Dataset rows
+ + + +

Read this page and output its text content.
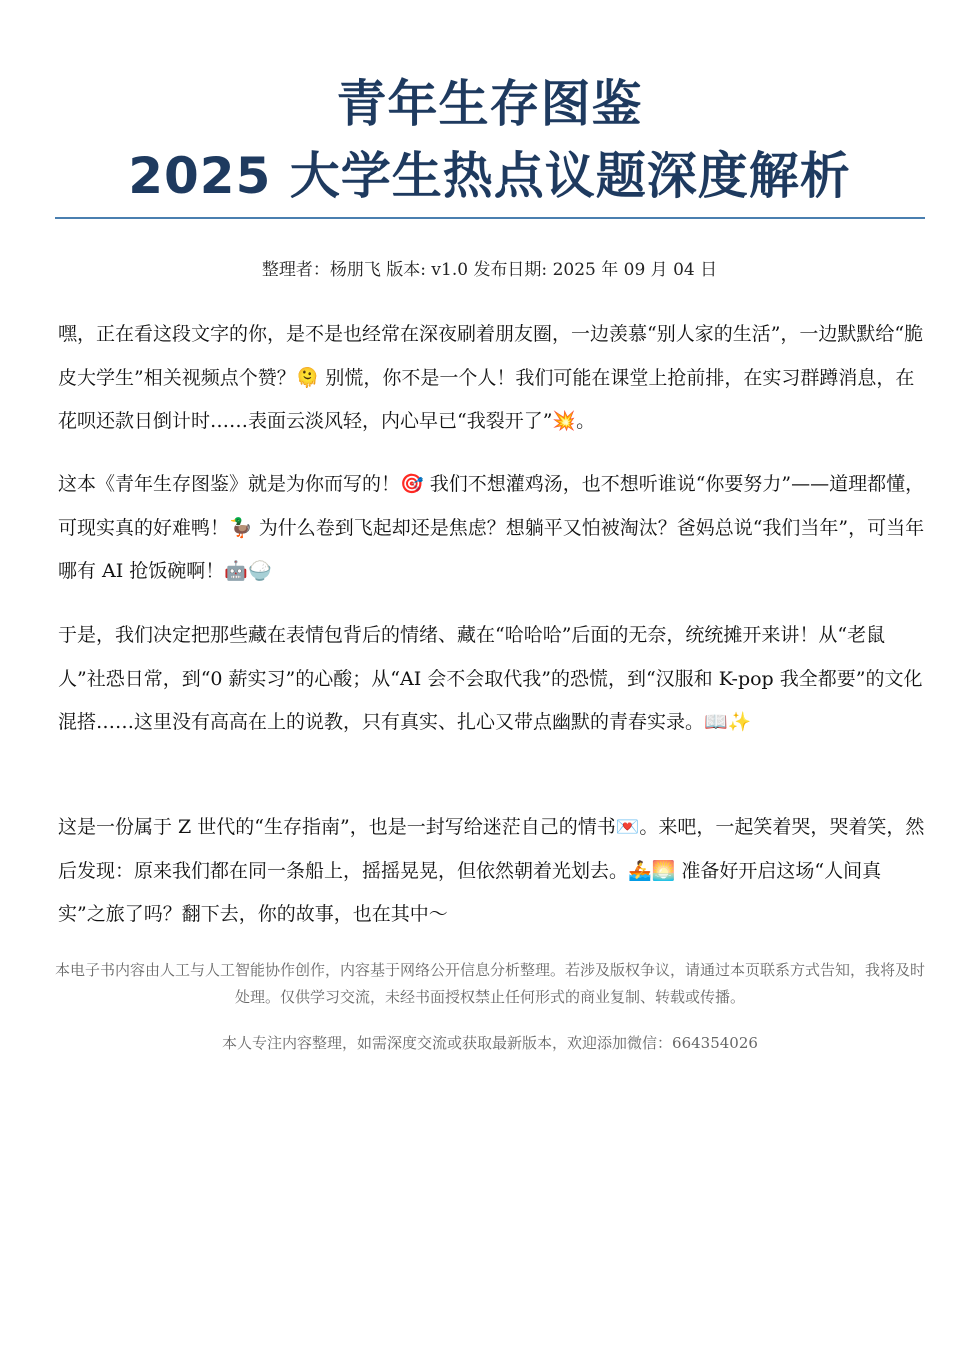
青年生存图鉴
2025 大学生热点议题深度解析
整理者：杨朋飞 版本: v1.0 发布日期: 2025 年 09 月 04 日

嘿，正在看这段文字的你，是不是也经常在深夜刷着朋友圈，一边羡慕“别人家的生活”，一边默默给“脆皮大学生”相关视频点个赞？🫠 别慌，你不是一个人！我们可能在课堂上抢前排，在实习群蹲消息，在花呗还款日倒计时……表面云淡风轻，内心早已“我裂开了”💥。

这本《青年生存图鉴》就是为你而写的！🎯 我们不想灌鸡汤，也不想听谁说“你要努力”——道理都懂，可现实真的好难鸭！🦆 为什么卷到飞起却还是焦虑？想躺平又怕被淘汰？爸妈总说“我们当年”，可当年哪有 AI 抢饭碗啊！🤖🍚

于是，我们决定把那些藏在表情包背后的情绪、藏在“哈哈哈”后面的无奈，统统摊开来讲！从“老鼠人”社恐日常，到“0 薪实习”的心酸；从“AI 会不会取代我”的恐慌，到“汉服和 K-pop 我全都要”的文化混搭……这里没有高高在上的说教，只有真实、扎心又带点幽默的青春实录。📖✨

这是一份属于 Z 世代的“生存指南”，也是一封写给迷茫自己的情书💌。来吧，一起笑着哭，哭着笑，然后发现：原来我们都在同一条船上，摇摇晃晃，但依然朝着光划去。🚣🌅 准备好开启这场“人间真实”之旅了吗？翻下去，你的故事，也在其中～

本电子书内容由人工与人工智能协作创作，内容基于网络公开信息分析整理。若涉及版权争议，请通过本页联系方式告知，我将及时处理。仅供学习交流，未经书面授权禁止任何形式的商业复制、转载或传播。

本人专注内容整理，如需深度交流或获取最新版本，欢迎添加微信：664354026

+ + + +

DIRECTION => Print out the lines exactly, skipping any picture.

TASK RESULT =>
Read this page and output its text content.
青年生存图鉴
2025 大学生热点议题深度解析
整理者：杨朋飞 版本: v1.0 发布日期: 2025 年 09 月 04 日

嘿，正在看这段文字的你，是不是也经常在深夜刷着朋友圈，一边羡慕“别人家的生活”，一边默默给“脆皮大学生”相关视频点个赞？🫠 别慌，你不是一个人！我们可能在课堂上抢前排，在实习群蹲消息，在花呗还款日倒计时……表面云淡风轻，内心早已“我裂开了”💥。

这本《青年生存图鉴》就是为你而写的！🎯 我们不想灌鸡汤，也不想听谁说“你要努力”——道理都懂，可现实真的好难鸭！🦆 为什么卷到飞起却还是焦虑？想躺平又怕被淘汰？爸妈总说“我们当年”，可当年哪有 AI 抢饭碗啊！🤖🍚

于是，我们决定把那些藏在表情包背后的情绪、藏在“哈哈哈”后面的无奈，统统摊开来讲！从“老鼠人”社恐日常，到“0 薪实习”的心酸；从“AI 会不会取代我”的恐慌，到“汉服和 K-pop 我全都要”的文化混搭……这里没有高高在上的说教，只有真实、扎心又带点幽默的青春实录。📖✨

这是一份属于 Z 世代的“生存指南”，也是一封写给迷茫自己的情书💌。来吧，一起笑着哭，哭着笑，然后发现：原来我们都在同一条船上，摇摇晃晃，但依然朝着光划去。🚣🌅 准备好开启这场“人间真实”之旅了吗？翻下去，你的故事，也在其中～

本电子书内容由人工与人工智能协作创作，内容基于网络公开信息分析整理。若涉及版权争议，请通过本页联系方式告知，我将及时处理。仅供学习交流，未经书面授权禁止任何形式的商业复制、转载或传播。

本人专注内容整理，如需深度交流或获取最新版本，欢迎添加微信：664354026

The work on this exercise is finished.